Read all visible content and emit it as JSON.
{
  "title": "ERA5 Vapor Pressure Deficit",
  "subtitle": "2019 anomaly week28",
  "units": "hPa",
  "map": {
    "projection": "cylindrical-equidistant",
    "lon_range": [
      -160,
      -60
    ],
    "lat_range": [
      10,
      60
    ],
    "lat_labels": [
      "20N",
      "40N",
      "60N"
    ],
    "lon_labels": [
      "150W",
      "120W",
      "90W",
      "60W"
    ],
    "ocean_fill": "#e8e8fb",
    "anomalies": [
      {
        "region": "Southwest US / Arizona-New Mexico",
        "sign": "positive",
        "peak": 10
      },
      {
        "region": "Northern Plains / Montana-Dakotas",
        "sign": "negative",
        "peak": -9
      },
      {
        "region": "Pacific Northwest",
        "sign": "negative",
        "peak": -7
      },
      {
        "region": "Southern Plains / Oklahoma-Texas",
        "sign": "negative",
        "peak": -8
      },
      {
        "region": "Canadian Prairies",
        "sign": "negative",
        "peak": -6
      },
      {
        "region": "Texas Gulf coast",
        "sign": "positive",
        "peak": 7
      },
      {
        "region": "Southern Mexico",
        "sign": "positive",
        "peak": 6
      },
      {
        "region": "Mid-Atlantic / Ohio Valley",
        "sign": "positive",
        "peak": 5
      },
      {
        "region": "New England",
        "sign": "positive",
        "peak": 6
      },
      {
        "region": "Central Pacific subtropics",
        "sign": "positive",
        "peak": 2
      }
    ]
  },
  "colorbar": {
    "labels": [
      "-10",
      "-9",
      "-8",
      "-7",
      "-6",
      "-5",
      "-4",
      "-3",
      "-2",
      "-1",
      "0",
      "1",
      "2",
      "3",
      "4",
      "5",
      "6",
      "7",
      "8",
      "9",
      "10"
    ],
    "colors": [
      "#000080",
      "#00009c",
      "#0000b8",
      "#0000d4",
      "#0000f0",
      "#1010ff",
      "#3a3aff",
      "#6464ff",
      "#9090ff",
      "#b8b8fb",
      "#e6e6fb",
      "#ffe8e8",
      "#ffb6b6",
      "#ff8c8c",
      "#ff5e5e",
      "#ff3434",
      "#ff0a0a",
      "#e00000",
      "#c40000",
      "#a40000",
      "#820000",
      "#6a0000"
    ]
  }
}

━━━━━━━━

YOUR OBJECTIVE —
Of the lines in the listing, how many hold the word "Southern"? Nothing but the number is needed.

WORKED SOLUTION —
2